Saved data entries
▽

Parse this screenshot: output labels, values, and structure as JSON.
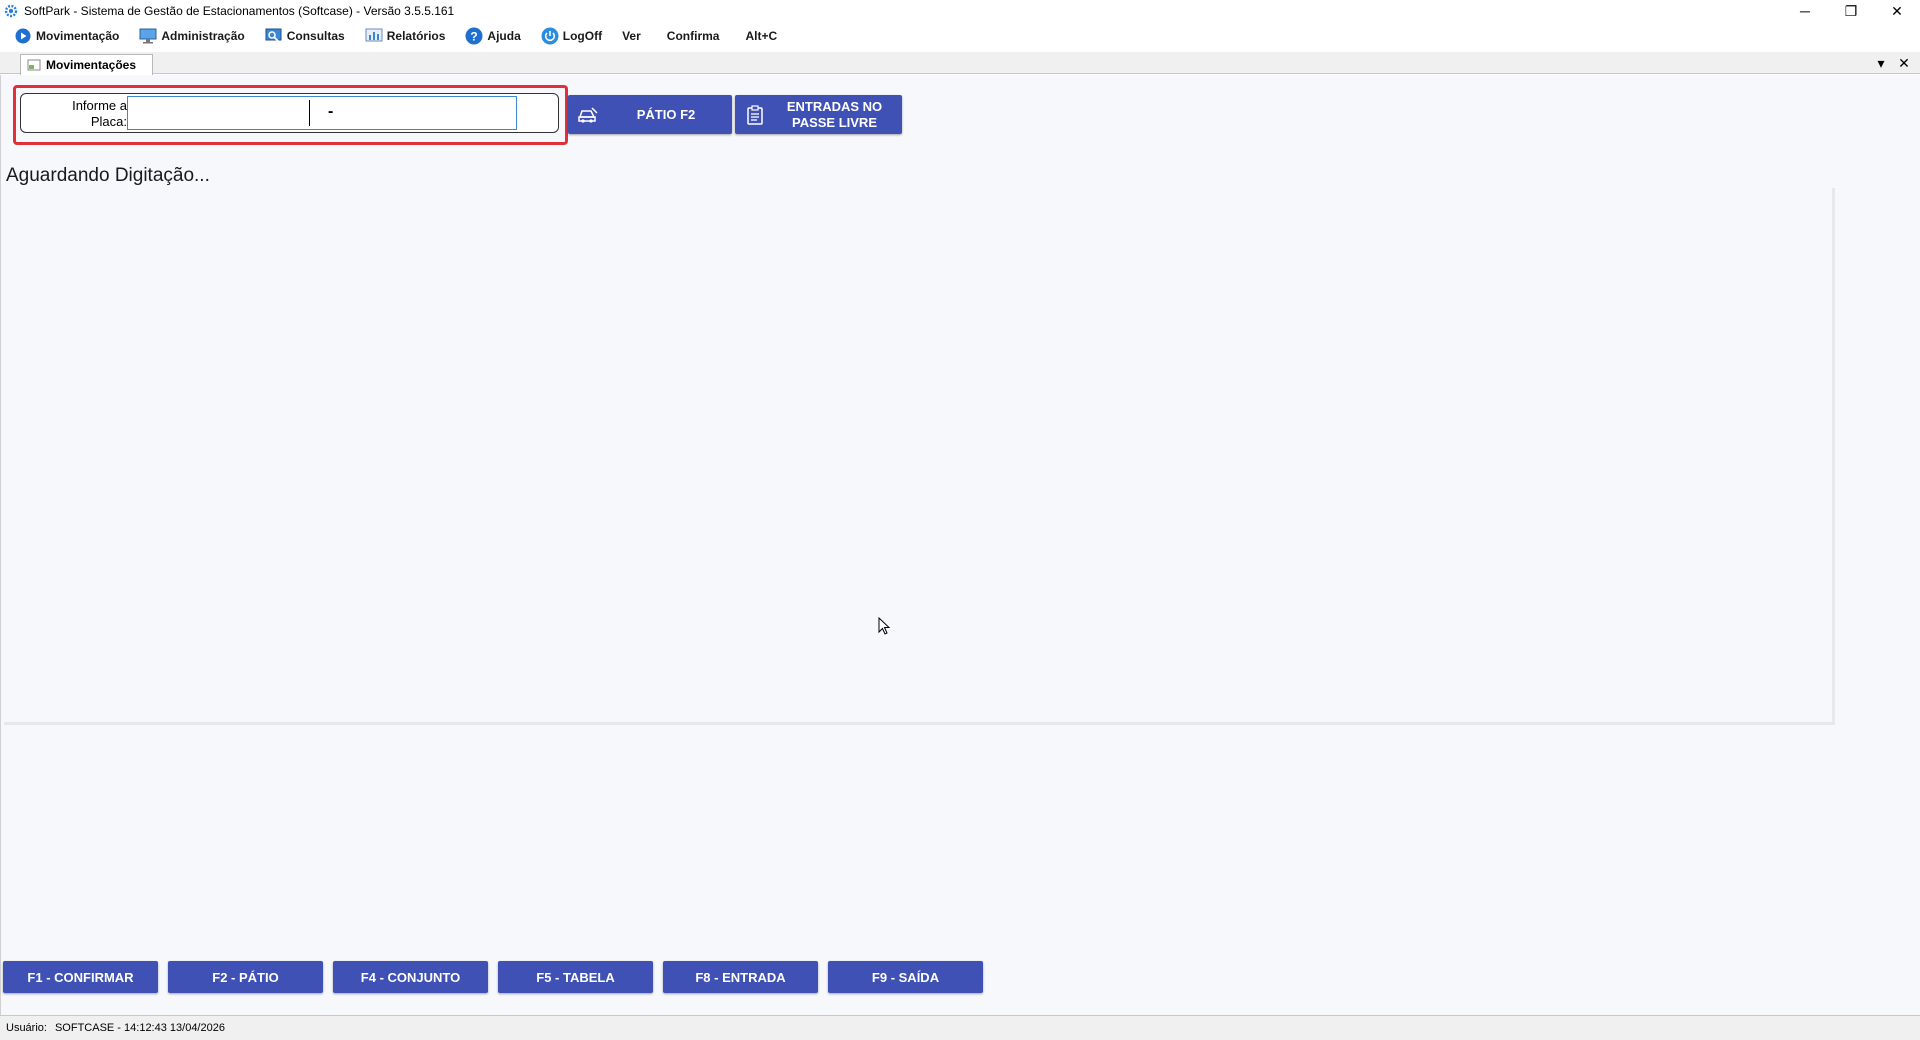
{
  "window": {
    "title": "SoftPark - Sistema de Gestão de Estacionamentos (Softcase) - Versão 3.5.5.161",
    "controls": {
      "minimize": "─",
      "restore": "❐",
      "close": "✕"
    }
  },
  "menu": {
    "items": [
      {
        "label": "Movimentação",
        "icon": "play-circle-icon"
      },
      {
        "label": "Administração",
        "icon": "monitor-icon"
      },
      {
        "label": "Consultas",
        "icon": "search-screen-icon"
      },
      {
        "label": "Relatórios",
        "icon": "report-icon"
      },
      {
        "label": "Ajuda",
        "icon": "help-icon"
      },
      {
        "label": "LogOff",
        "icon": "power-icon"
      }
    ],
    "plain_items": [
      "Ver",
      "Confirma",
      "Alt+C"
    ]
  },
  "tabs": {
    "active": "Movimentações",
    "dropdown_glyph": "▾",
    "close_glyph": "✕"
  },
  "plate": {
    "label": "Informe a Placa:",
    "value": "",
    "separator": "-"
  },
  "buttons": {
    "patio": "PÁTIO F2",
    "entradas": "ENTRADAS NO PASSE LIVRE"
  },
  "status_message": "Aguardando Digitação...",
  "function_keys": [
    "F1 - CONFIRMAR",
    "F2 - PÁTIO",
    "F4 - CONJUNTO",
    "F5 - TABELA",
    "F8 - ENTRADA",
    "F9 - SAÍDA"
  ],
  "statusbar": {
    "label": "Usuário:",
    "value": "SOFTCASE - 14:12:43 13/04/2026"
  },
  "colors": {
    "accent": "#3f51b5",
    "highlight": "#e0313b",
    "input_border": "#3e89d6"
  }
}
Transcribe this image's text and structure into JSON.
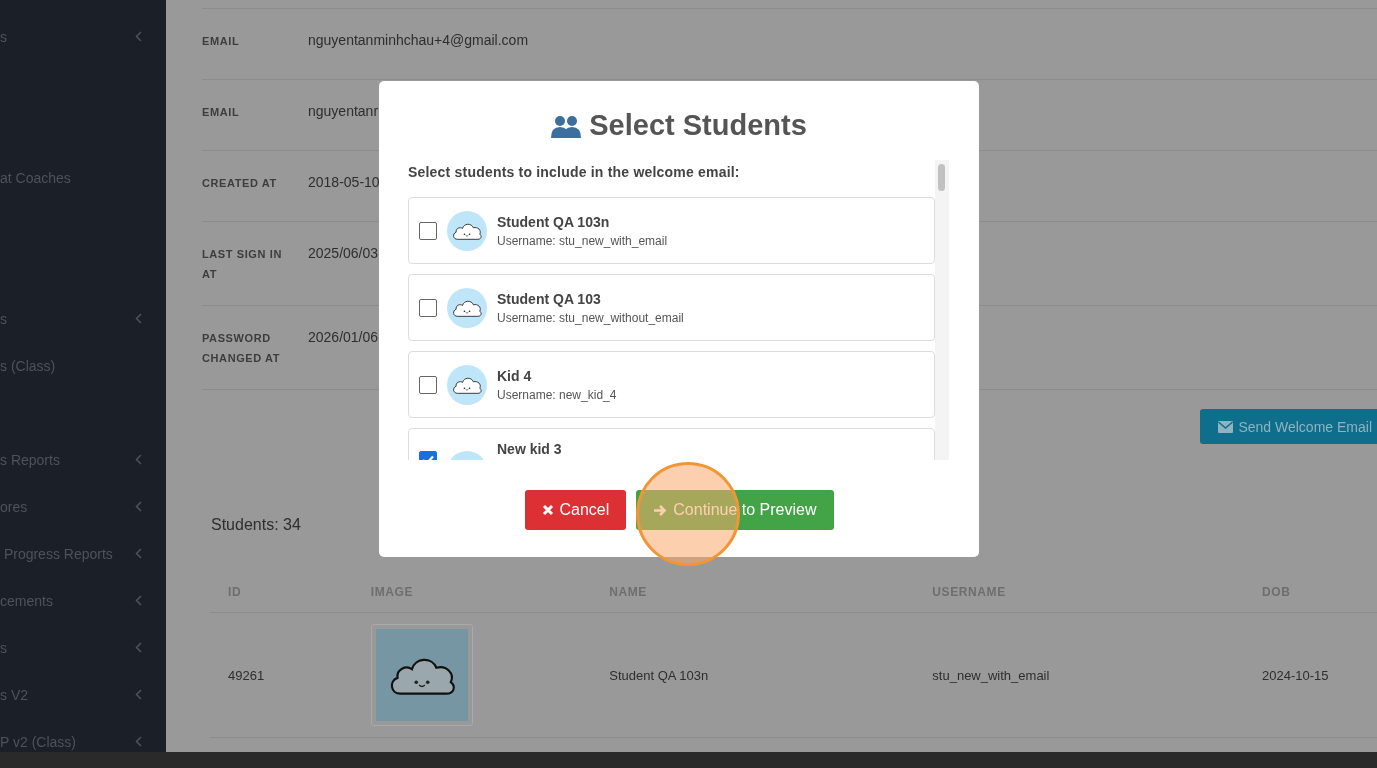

△

Exercise prompt: Write the listing out a second time exactly, dropping all images.

The reply:
Parse this screenshot: output labels, values, and structure as JSON.
{
  "window": {
    "title": "SoftPark - Sistema de Gestão de Estacionamentos (Softcase) - Versão 3.5.5.161",
    "controls": {
      "minimize": "─",
      "restore": "❐",
      "close": "✕"
    }
  },
  "menu": {
    "items": [
      {
        "label": "Movimentação",
        "icon": "play-circle-icon"
      },
      {
        "label": "Administração",
        "icon": "monitor-icon"
      },
      {
        "label": "Consultas",
        "icon": "search-screen-icon"
      },
      {
        "label": "Relatórios",
        "icon": "report-icon"
      },
      {
        "label": "Ajuda",
        "icon": "help-icon"
      },
      {
        "label": "LogOff",
        "icon": "power-icon"
      }
    ],
    "plain_items": [
      "Ver",
      "Confirma",
      "Alt+C"
    ]
  },
  "tabs": {
    "active": "Movimentações",
    "dropdown_glyph": "▾",
    "close_glyph": "✕"
  },
  "plate": {
    "label": "Informe a Placa:",
    "value": "",
    "separator": "-"
  },
  "buttons": {
    "patio": "PÁTIO F2",
    "entradas": "ENTRADAS NO PASSE LIVRE"
  },
  "status_message": "Aguardando Digitação...",
  "function_keys": [
    "F1 - CONFIRMAR",
    "F2 - PÁTIO",
    "F4 - CONJUNTO",
    "F5 - TABELA",
    "F8 - ENTRADA",
    "F9 - SAÍDA"
  ],
  "statusbar": {
    "label": "Usuário:",
    "value": "SOFTCASE - 14:12:43 13/04/2026"
  },
  "colors": {
    "accent": "#3f51b5",
    "highlight": "#e0313b",
    "input_border": "#3e89d6"
  }
}
Transcribe this image's text and structure into JSON.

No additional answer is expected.